[Recorded data]

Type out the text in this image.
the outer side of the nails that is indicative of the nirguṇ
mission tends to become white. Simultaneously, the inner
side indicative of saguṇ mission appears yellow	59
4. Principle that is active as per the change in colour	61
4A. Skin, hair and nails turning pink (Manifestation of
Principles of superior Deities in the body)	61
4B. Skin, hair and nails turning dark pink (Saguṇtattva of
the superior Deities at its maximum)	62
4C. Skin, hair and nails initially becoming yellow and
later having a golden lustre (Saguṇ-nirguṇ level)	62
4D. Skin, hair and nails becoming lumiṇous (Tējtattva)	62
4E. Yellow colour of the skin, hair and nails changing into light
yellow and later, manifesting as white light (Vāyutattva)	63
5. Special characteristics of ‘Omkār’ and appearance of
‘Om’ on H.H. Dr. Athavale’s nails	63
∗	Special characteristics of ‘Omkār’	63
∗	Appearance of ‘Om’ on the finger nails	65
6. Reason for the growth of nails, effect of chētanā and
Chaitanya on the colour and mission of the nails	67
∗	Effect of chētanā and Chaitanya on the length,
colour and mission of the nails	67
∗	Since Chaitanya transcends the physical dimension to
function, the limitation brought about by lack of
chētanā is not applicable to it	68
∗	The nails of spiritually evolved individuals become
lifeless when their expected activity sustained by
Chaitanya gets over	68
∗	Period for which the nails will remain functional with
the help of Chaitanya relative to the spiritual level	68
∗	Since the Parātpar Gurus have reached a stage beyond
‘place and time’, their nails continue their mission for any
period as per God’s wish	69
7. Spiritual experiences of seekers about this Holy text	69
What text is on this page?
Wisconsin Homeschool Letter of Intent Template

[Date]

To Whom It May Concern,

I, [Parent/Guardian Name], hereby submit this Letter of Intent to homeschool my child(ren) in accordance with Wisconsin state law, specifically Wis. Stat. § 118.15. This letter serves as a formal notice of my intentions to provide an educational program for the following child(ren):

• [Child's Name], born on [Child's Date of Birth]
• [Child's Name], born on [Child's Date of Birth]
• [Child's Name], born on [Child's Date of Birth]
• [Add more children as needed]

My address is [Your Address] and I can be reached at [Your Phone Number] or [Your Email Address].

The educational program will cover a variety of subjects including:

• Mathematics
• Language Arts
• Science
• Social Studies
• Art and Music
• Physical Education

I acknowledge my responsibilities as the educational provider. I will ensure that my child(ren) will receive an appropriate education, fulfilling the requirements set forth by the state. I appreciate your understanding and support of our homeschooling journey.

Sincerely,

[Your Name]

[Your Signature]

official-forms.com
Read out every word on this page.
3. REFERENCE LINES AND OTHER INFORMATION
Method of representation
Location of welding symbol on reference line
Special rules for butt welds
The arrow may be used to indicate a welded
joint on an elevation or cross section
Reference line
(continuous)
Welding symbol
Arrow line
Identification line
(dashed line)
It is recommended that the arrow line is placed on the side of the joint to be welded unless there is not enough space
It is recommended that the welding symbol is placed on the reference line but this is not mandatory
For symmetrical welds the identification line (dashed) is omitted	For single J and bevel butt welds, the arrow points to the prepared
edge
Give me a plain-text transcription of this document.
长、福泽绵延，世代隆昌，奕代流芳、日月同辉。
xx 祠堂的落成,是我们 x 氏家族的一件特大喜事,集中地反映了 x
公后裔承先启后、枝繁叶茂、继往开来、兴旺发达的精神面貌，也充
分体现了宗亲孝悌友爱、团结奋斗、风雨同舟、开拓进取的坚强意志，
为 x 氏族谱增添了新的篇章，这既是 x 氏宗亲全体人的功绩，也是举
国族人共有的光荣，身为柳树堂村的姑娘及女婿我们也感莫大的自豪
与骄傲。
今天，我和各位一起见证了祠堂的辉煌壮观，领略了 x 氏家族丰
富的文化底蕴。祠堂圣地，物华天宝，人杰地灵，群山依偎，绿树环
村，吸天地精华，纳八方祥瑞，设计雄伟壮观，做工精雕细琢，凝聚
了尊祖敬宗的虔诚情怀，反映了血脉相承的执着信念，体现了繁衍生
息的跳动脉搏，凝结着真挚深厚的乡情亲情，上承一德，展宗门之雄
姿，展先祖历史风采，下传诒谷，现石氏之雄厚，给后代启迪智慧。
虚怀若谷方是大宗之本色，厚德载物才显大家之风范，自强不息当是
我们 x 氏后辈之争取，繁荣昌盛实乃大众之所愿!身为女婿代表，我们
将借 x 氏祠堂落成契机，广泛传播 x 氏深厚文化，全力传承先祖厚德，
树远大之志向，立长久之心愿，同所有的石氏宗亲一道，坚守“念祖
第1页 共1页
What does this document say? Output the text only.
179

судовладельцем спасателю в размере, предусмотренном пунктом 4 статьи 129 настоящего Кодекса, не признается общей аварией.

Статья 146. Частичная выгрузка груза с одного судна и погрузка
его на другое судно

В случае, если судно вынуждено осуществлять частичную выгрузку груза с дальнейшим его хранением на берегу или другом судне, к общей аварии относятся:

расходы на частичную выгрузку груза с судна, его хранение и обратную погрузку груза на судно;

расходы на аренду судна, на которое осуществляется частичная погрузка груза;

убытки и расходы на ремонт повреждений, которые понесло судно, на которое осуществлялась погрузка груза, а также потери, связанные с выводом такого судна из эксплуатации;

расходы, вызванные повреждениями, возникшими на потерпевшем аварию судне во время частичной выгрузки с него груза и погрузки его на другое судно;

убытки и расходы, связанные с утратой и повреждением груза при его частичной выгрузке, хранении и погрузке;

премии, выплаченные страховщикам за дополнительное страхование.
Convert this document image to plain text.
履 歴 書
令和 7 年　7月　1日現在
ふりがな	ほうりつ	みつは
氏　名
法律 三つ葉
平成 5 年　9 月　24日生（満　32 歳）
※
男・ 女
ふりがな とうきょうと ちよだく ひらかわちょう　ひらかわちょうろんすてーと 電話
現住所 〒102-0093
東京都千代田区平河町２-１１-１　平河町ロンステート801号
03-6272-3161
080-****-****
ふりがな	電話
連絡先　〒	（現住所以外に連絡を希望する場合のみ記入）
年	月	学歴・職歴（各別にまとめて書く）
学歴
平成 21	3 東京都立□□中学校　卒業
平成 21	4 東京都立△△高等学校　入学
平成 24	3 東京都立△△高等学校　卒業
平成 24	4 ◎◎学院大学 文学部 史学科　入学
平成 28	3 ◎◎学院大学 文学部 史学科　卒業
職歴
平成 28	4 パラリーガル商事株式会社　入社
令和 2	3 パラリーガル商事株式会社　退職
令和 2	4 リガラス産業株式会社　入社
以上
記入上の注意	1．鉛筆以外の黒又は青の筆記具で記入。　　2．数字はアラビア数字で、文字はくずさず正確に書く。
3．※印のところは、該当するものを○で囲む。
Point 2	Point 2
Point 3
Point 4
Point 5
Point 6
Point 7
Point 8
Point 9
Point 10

▸ **THE TASK**:
Copy down the whole of the data above, matching it exactly.

▸ **EXPECTED ANSWER**:
Type out the text in this image.
the outer side of the nails that is indicative of the nirguṇ
mission tends to become white. Simultaneously, the inner
side indicative of saguṇ mission appears yellow	59
4. Principle that is active as per the change in colour	61
4A. Skin, hair and nails turning pink (Manifestation of
Principles of superior Deities in the body)	61
4B. Skin, hair and nails turning dark pink (Saguṇtattva of
the superior Deities at its maximum)	62
4C. Skin, hair and nails initially becoming yellow and
later having a golden lustre (Saguṇ-nirguṇ level)	62
4D. Skin, hair and nails becoming lumiṇous (Tējtattva)	62
4E. Yellow colour of the skin, hair and nails changing into light
yellow and later, manifesting as white light (Vāyutattva)	63
5. Special characteristics of ‘Omkār’ and appearance of
‘Om’ on H.H. Dr. Athavale’s nails	63
∗	Special characteristics of ‘Omkār’	63
∗	Appearance of ‘Om’ on the finger nails	65
6. Reason for the growth of nails, effect of chētanā and
Chaitanya on the colour and mission of the nails	67
∗	Effect of chētanā and Chaitanya on the length,
colour and mission of the nails	67
∗	Since Chaitanya transcends the physical dimension to
function, the limitation brought about by lack of
chētanā is not applicable to it	68
∗	The nails of spiritually evolved individuals become
lifeless when their expected activity sustained by
Chaitanya gets over	68
∗	Period for which the nails will remain functional with
the help of Chaitanya relative to the spiritual level	68
∗	Since the Parātpar Gurus have reached a stage beyond
‘place and time’, their nails continue their mission for any
period as per God’s wish	69
7. Spiritual experiences of seekers about this Holy text	69
What text is on this page?
Wisconsin Homeschool Letter of Intent Template

[Date]

To Whom It May Concern,

I, [Parent/Guardian Name], hereby submit this Letter of Intent to homeschool my child(ren) in accordance with Wisconsin state law, specifically Wis. Stat. § 118.15. This letter serves as a formal notice of my intentions to provide an educational program for the following child(ren):

• [Child's Name], born on [Child's Date of Birth]
• [Child's Name], born on [Child's Date of Birth]
• [Child's Name], born on [Child's Date of Birth]
• [Add more children as needed]

My address is [Your Address] and I can be reached at [Your Phone Number] or [Your Email Address].

The educational program will cover a variety of subjects including:

• Mathematics
• Language Arts
• Science
• Social Studies
• Art and Music
• Physical Education

I acknowledge my responsibilities as the educational provider. I will ensure that my child(ren) will receive an appropriate education, fulfilling the requirements set forth by the state. I appreciate your understanding and support of our homeschooling journey.

Sincerely,

[Your Name]

[Your Signature]

official-forms.com
Read out every word on this page.
3. REFERENCE LINES AND OTHER INFORMATION
Method of representation
Location of welding symbol on reference line
Special rules for butt welds
The arrow may be used to indicate a welded
joint on an elevation or cross section
Reference line
(continuous)
Welding symbol
Arrow line
Identification line
(dashed line)
It is recommended that the arrow line is placed on the side of the joint to be welded unless there is not enough space
It is recommended that the welding symbol is placed on the reference line but this is not mandatory
For symmetrical welds the identification line (dashed) is omitted	For single J and bevel butt welds, the arrow points to the prepared
edge
Give me a plain-text transcription of this document.
长、福泽绵延，世代隆昌，奕代流芳、日月同辉。
xx 祠堂的落成,是我们 x 氏家族的一件特大喜事,集中地反映了 x
公后裔承先启后、枝繁叶茂、继往开来、兴旺发达的精神面貌，也充
分体现了宗亲孝悌友爱、团结奋斗、风雨同舟、开拓进取的坚强意志，
为 x 氏族谱增添了新的篇章，这既是 x 氏宗亲全体人的功绩，也是举
国族人共有的光荣，身为柳树堂村的姑娘及女婿我们也感莫大的自豪
与骄傲。
今天，我和各位一起见证了祠堂的辉煌壮观，领略了 x 氏家族丰
富的文化底蕴。祠堂圣地，物华天宝，人杰地灵，群山依偎，绿树环
村，吸天地精华，纳八方祥瑞，设计雄伟壮观，做工精雕细琢，凝聚
了尊祖敬宗的虔诚情怀，反映了血脉相承的执着信念，体现了繁衍生
息的跳动脉搏，凝结着真挚深厚的乡情亲情，上承一德，展宗门之雄
姿，展先祖历史风采，下传诒谷，现石氏之雄厚，给后代启迪智慧。
虚怀若谷方是大宗之本色，厚德载物才显大家之风范，自强不息当是
我们 x 氏后辈之争取，繁荣昌盛实乃大众之所愿!身为女婿代表，我们
将借 x 氏祠堂落成契机，广泛传播 x 氏深厚文化，全力传承先祖厚德，
树远大之志向，立长久之心愿，同所有的石氏宗亲一道，坚守“念祖
第1页 共1页
What does this document say? Output the text only.
179

судовладельцем спасателю в размере, предусмотренном пунктом 4 статьи 129 настоящего Кодекса, не признается общей аварией.

Статья 146. Частичная выгрузка груза с одного судна и погрузка
его на другое судно

В случае, если судно вынуждено осуществлять частичную выгрузку груза с дальнейшим его хранением на берегу или другом судне, к общей аварии относятся:

расходы на частичную выгрузку груза с судна, его хранение и обратную погрузку груза на судно;

расходы на аренду судна, на которое осуществляется частичная погрузка груза;

убытки и расходы на ремонт повреждений, которые понесло судно, на которое осуществлялась погрузка груза, а также потери, связанные с выводом такого судна из эксплуатации;

расходы, вызванные повреждениями, возникшими на потерпевшем аварию судне во время частичной выгрузки с него груза и погрузки его на другое судно;

убытки и расходы, связанные с утратой и повреждением груза при его частичной выгрузке, хранении и погрузке;

премии, выплаченные страховщикам за дополнительное страхование.
Convert this document image to plain text.
履 歴 書
令和 7 年　7月　1日現在
ふりがな	ほうりつ	みつは
氏　名
法律 三つ葉
平成 5 年　9 月　24日生（満　32 歳）
※
男・ 女
ふりがな とうきょうと ちよだく ひらかわちょう　ひらかわちょうろんすてーと 電話
現住所 〒102-0093
東京都千代田区平河町２-１１-１　平河町ロンステート801号
03-6272-3161
080-****-****
ふりがな	電話
連絡先　〒	（現住所以外に連絡を希望する場合のみ記入）
年	月	学歴・職歴（各別にまとめて書く）
学歴
平成 21	3 東京都立□□中学校　卒業
平成 21	4 東京都立△△高等学校　入学
平成 24	3 東京都立△△高等学校　卒業
平成 24	4 ◎◎学院大学 文学部 史学科　入学
平成 28	3 ◎◎学院大学 文学部 史学科　卒業
職歴
平成 28	4 パラリーガル商事株式会社　入社
令和 2	3 パラリーガル商事株式会社　退職
令和 2	4 リガラス産業株式会社　入社
以上
記入上の注意	1．鉛筆以外の黒又は青の筆記具で記入。　　2．数字はアラビア数字で、文字はくずさず正確に書く。
3．※印のところは、該当するものを○で囲む。
Point 2	Point 2
Point 3
Point 4
Point 5
Point 6
Point 7
Point 8
Point 9
Point 10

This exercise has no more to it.